start
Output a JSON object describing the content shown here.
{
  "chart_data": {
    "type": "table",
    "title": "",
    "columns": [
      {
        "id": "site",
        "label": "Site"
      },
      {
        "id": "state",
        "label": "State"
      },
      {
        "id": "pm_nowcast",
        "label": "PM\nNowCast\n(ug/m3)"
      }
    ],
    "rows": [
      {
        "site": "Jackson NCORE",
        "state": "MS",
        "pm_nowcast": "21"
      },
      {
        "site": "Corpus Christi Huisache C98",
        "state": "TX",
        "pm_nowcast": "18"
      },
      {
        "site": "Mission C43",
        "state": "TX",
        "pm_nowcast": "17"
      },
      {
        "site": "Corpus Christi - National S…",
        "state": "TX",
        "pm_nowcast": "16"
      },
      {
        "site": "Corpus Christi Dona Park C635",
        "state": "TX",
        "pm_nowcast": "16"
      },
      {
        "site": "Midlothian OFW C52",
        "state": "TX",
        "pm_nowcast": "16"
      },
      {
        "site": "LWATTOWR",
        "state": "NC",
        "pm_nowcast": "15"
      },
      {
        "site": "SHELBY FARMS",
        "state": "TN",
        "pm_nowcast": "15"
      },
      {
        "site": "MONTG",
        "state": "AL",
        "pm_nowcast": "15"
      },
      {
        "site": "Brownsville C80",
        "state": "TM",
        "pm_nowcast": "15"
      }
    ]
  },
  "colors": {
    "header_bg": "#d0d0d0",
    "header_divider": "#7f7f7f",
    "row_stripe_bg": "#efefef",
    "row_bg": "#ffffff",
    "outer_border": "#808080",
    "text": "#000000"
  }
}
end
# Directions
Scan the listing above and identify each line holding the string "Corpus"; copy every such line.

# Final result
        "site": "Corpus Christi Huisache C98",
        "site": "Corpus Christi - National S…",
        "site": "Corpus Christi Dona Park C635",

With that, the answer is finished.